§ **Document extract**:
.....

Adam Shankman


“Hairspray” helmer Adam Shankman is back on the beat, so to speak, with “Rock of Ages”.

You described this as a musical for non-musical lovers. It’s more accessible.

Yeah. I think it has elements in it that non-musical lovers can hook into definitely. Certainly, the comedy is really important in this and the nature of the music. What is is that it’s a musical where every demo knows the lyrics and the songs. It was really funny. I heard on the radio, Pour Some Sugar on Me. I was saying, here we go. It’s nice. It sort of in a weird way harkens back to the old days. I remember when Grease came out those songs were on the radio. This will be the first time that that kind of thing happens in a while.

The success of TV shows like Glee and reality TV shows do with singing. Are we seeing some kind of musical type bible on the small screen?

I think what happened is, honestly, we don’t have variety shows anymore but what we do have are the talent competition shows. I think that American Idol, So You Think You Can Dance, Dancing with the Stars etcetera kicked open the door for Glee. And then I think Glee made it much more household. But in reality, those competition shows have shoved music and dancing in everybody’s face every week of the year. They’re just not resistant as they had been for a while. Even Mama Mia was hugely niche. I would look at the numbers from Mama Mia and I doubt that they had a huge male impact. You know what I mean? It was just ladies going over and over and over again on top of which it had been touring internationally. It was a huge hit for a decade. I don’t have that benefit but what I do have is these songs.

How did you discover Diego Boneta, by making tests? He kind of stars in Mexico and Brazil?

.....

§ **Supplied data**:
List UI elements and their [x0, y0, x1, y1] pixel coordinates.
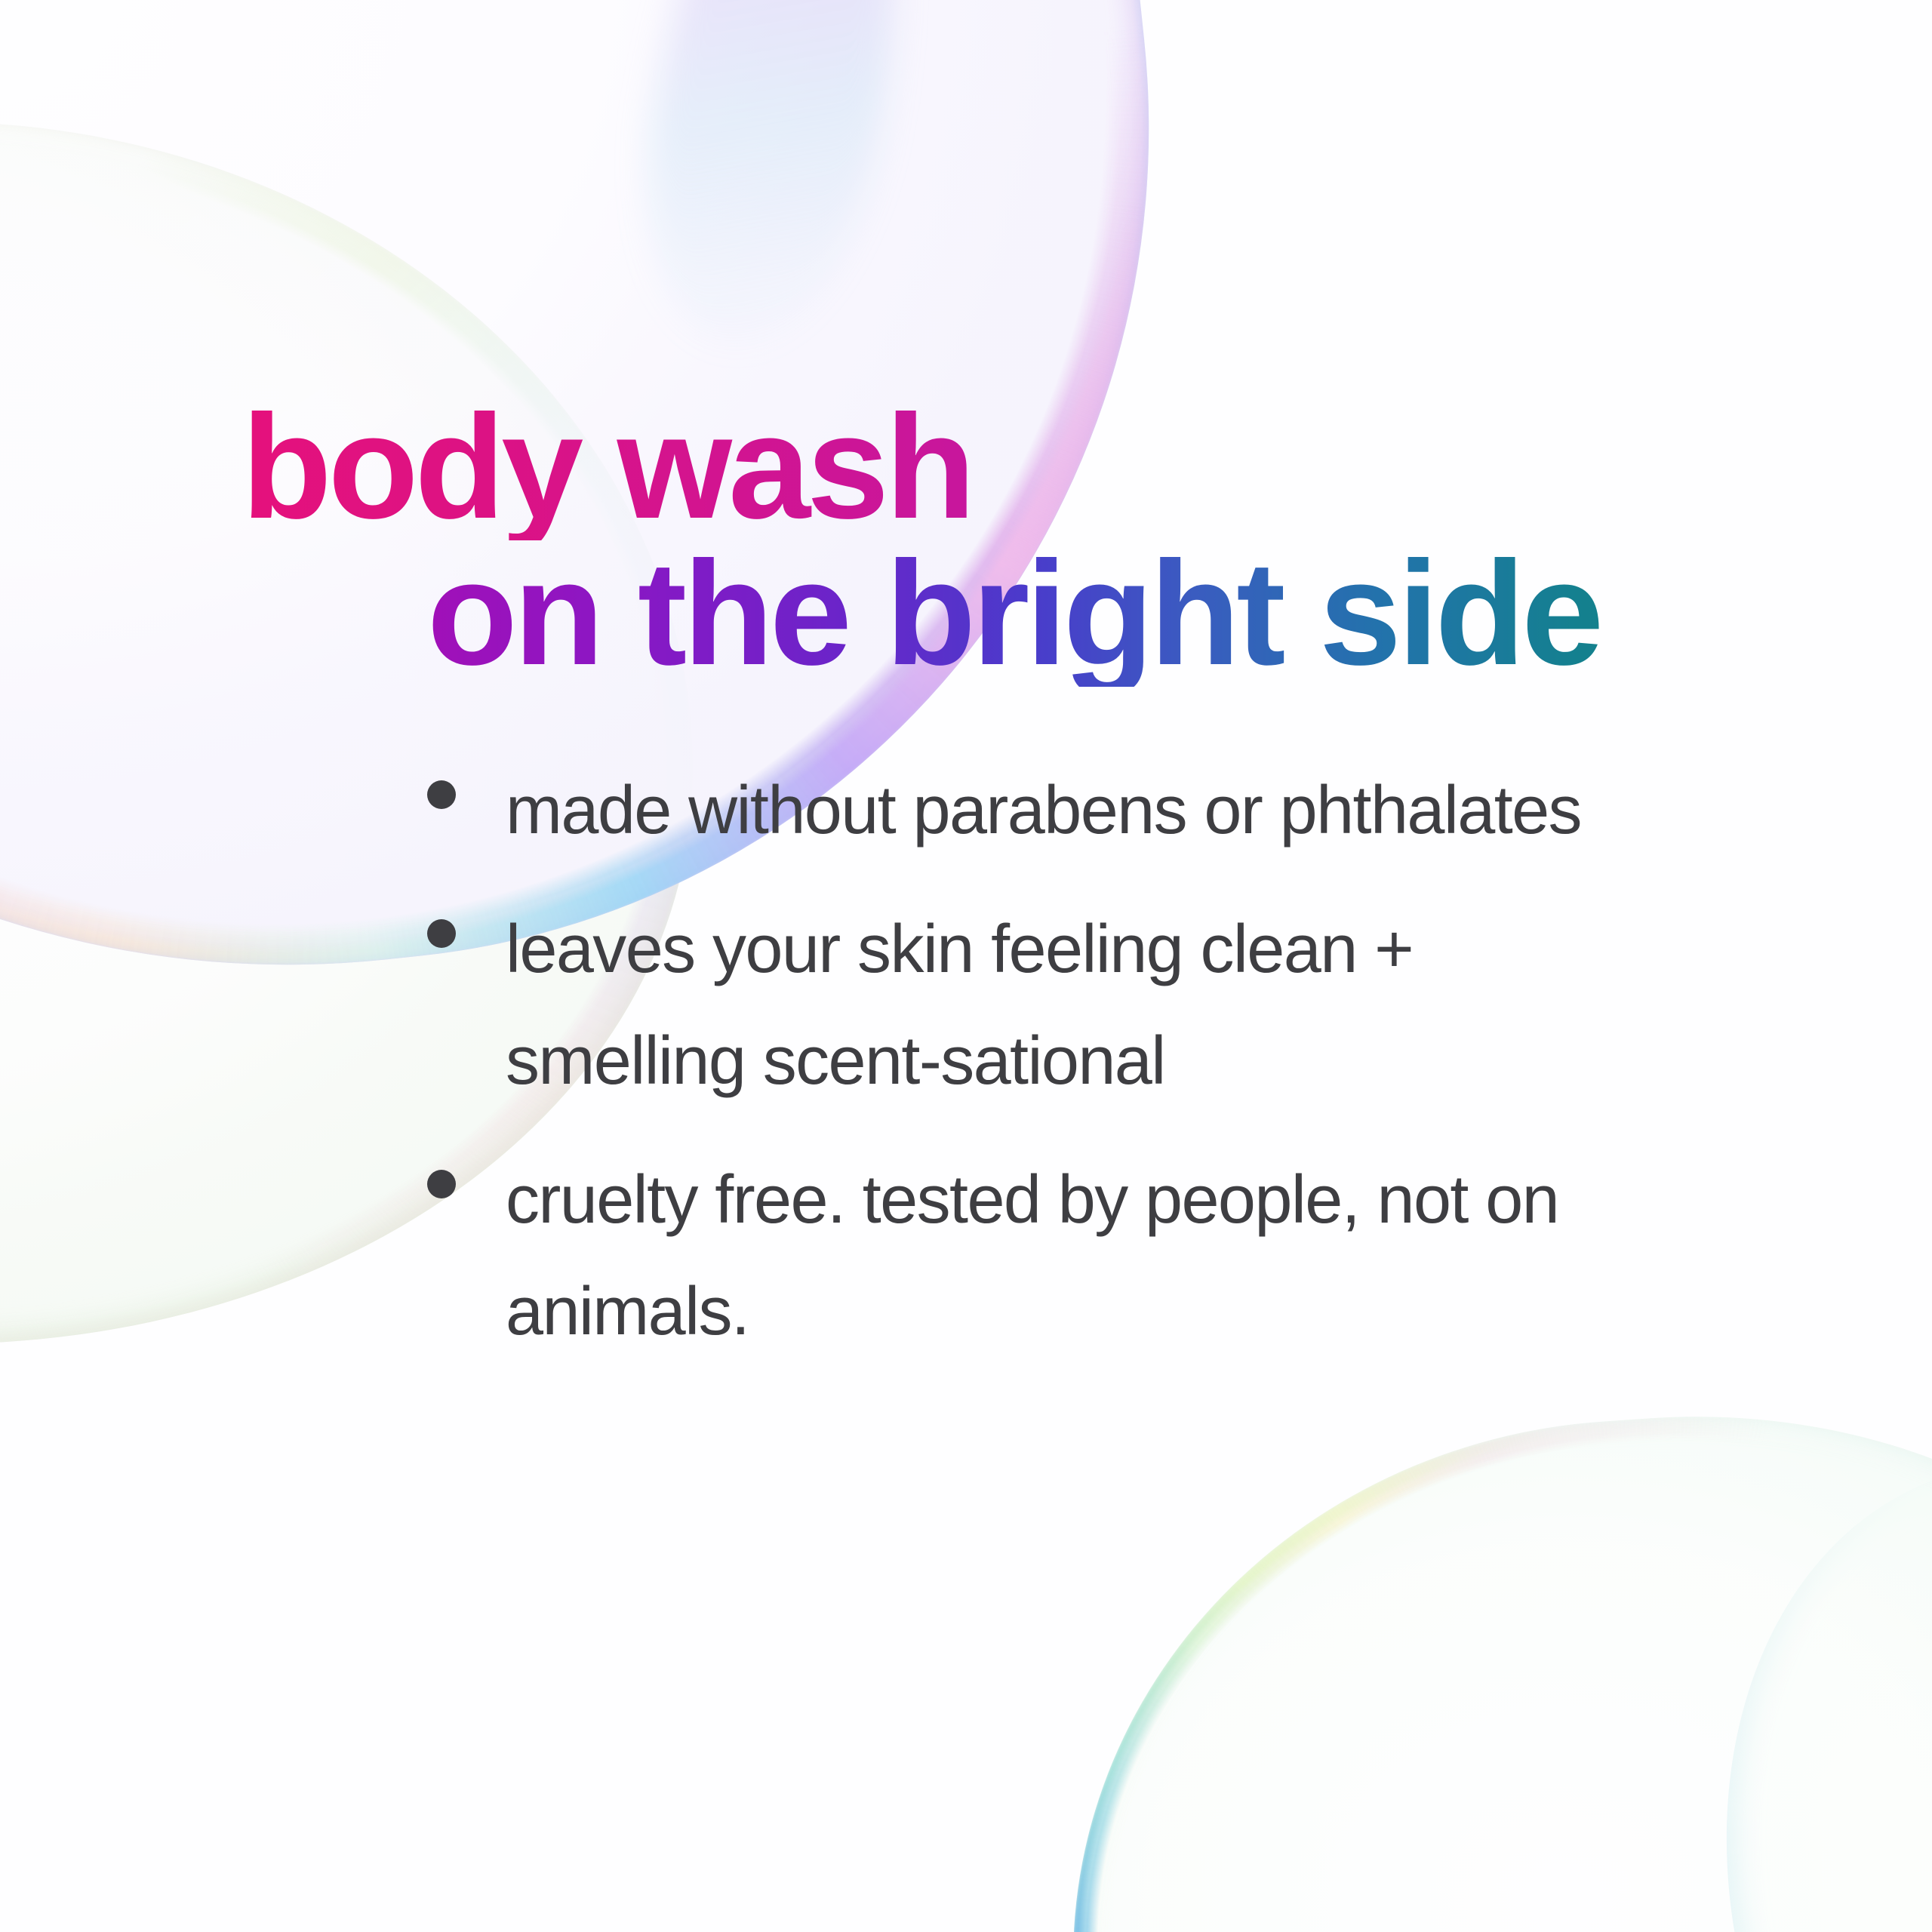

.....

§ **Set of tasks**:
A) Copy from the Adam Shankman interview the stretch from "I think what" through "Mexico and Brazil?", word for word.
B) Proceed with the Adam Shankman interview from the point where it stops.

§ **Task-by-task results**:
A)
I think what happened is, honestly, we don’t have variety shows anymore but what we do have are the talent competition shows. I think that American Idol, So You Think You Can Dance, Dancing with the Stars etcetera kicked open the door for Glee. And then I think Glee made it much more household. But in reality, those competition shows have shoved music and dancing in everybody’s face every week of the year. They’re just not resistant as they had been for a while. Even Mama Mia was hugely niche. I would look at the numbers from Mama Mia and I doubt that they had a huge male impact. You know what I mean? It was just ladies going over and over and over again on top of which it had been touring internationally. It was a huge hit for a decade. I don’t have that benefit but what I do have is these songs.

How did you discover Diego Boneta, by making tests? He kind of stars in Mexico and Brazil?

B)
I’m not aware of the stars in Mexico and Brazil though because when I saw his audition on my casting website, I had no idea who he was. I’ve never heard of him. I was like, “This guy seems kind of special.” I had no awareness of his background and then I thought, when it sort of came out of his past and who he was in South America and Latin America, I was thrilled.

Everybody knows him.

With him what was really funny though is I went on YouTube and I saw some of his concert footage and all that and I was laughing. I was like, “I’ve got to kick the boy band out of this kid.” When I was doing Hairspray with Zach, I was like, I’ve got to get rid of all that Disney. I don’t mean these things like I’m saying them like they’re bad words. They’re not bad words. They’re just not right for the movie. God knows, I was the first one in line buying the ‘N Sync Pop Up.

Do you think there are teenagers who will like this movie or it’s for the people from the 80s?

I think teenagers will like the movie once they discover it. I think that that’s going to be the hardest group of people to get because they don’t have the nostalgia but they do know the music because the music is on the radio. Diego doesn’t have in America what Zach had which was High School Musical. He’s going to be more of a discovery. Certainly, I think it’s fun for teenagers. I mean it pushes it – the scene with Tom and Malin on the air hockey table. That’s actually fine for teenagers. It’s like under teenagers because the audience for Hairspray goes all the way down to like four and five year olds. I’m not sure that I would take a four year old to this movie but… but believe me the extended version makes this version look like It’s a Wonderful Life. I cut down a lot of the sexy stuff. I mean I was surprised at myself at how sexy I kind of allowed it to get.

I think we saw that in the ensemble piece in the striptease club.

In Any Way You Want It?


What about it?

I think one can see it that you were very cautious not to go too sexy.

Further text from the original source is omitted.